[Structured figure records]
##############################

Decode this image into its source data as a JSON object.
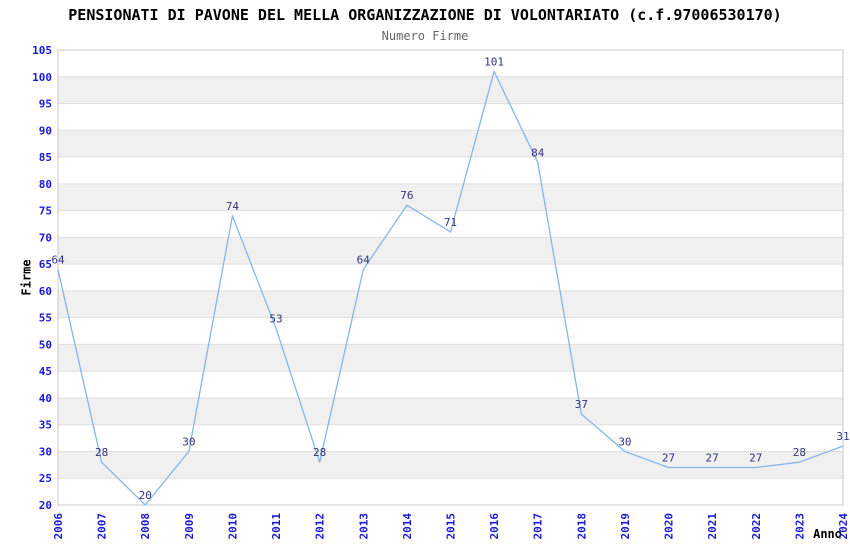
{
  "chart_data": {
    "type": "line",
    "title": "PENSIONATI DI PAVONE DEL MELLA ORGANIZZAZIONE DI VOLONTARIATO (c.f.97006530170)",
    "subtitle": "Numero Firme",
    "xlabel": "Anno",
    "ylabel": "Firme",
    "x": [
      2006,
      2007,
      2008,
      2009,
      2010,
      2011,
      2012,
      2013,
      2014,
      2015,
      2016,
      2017,
      2018,
      2019,
      2020,
      2021,
      2022,
      2023,
      2024
    ],
    "values": [
      64,
      28,
      20,
      30,
      74,
      53,
      28,
      64,
      76,
      71,
      101,
      84,
      37,
      30,
      27,
      27,
      27,
      28,
      31
    ],
    "ylim": [
      20,
      105
    ],
    "ytick_step": 5,
    "grid": true,
    "legend_position": "none",
    "colors": {
      "line": "#84b6ea",
      "tick_label": "#1a1ad6",
      "data_label": "#333380",
      "band": "#f0f0f0",
      "grid_line": "#e0e0e0",
      "plot_border": "#c8c8c8",
      "title": "#000000",
      "subtitle": "#666666",
      "axis_title": "#000000"
    }
  }
}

##############################

◆ **Written exercise**: Print all entries exactly. The images do not belong in the copy.

◆ **Answer to this exercise**:
Decode this image into its source data as a JSON object.
{
  "chart_data": {
    "type": "line",
    "title": "PENSIONATI DI PAVONE DEL MELLA ORGANIZZAZIONE DI VOLONTARIATO (c.f.97006530170)",
    "subtitle": "Numero Firme",
    "xlabel": "Anno",
    "ylabel": "Firme",
    "x": [
      2006,
      2007,
      2008,
      2009,
      2010,
      2011,
      2012,
      2013,
      2014,
      2015,
      2016,
      2017,
      2018,
      2019,
      2020,
      2021,
      2022,
      2023,
      2024
    ],
    "values": [
      64,
      28,
      20,
      30,
      74,
      53,
      28,
      64,
      76,
      71,
      101,
      84,
      37,
      30,
      27,
      27,
      27,
      28,
      31
    ],
    "ylim": [
      20,
      105
    ],
    "ytick_step": 5,
    "grid": true,
    "legend_position": "none",
    "colors": {
      "line": "#84b6ea",
      "tick_label": "#1a1ad6",
      "data_label": "#333380",
      "band": "#f0f0f0",
      "grid_line": "#e0e0e0",
      "plot_border": "#c8c8c8",
      "title": "#000000",
      "subtitle": "#666666",
      "axis_title": "#000000"
    }
  }
}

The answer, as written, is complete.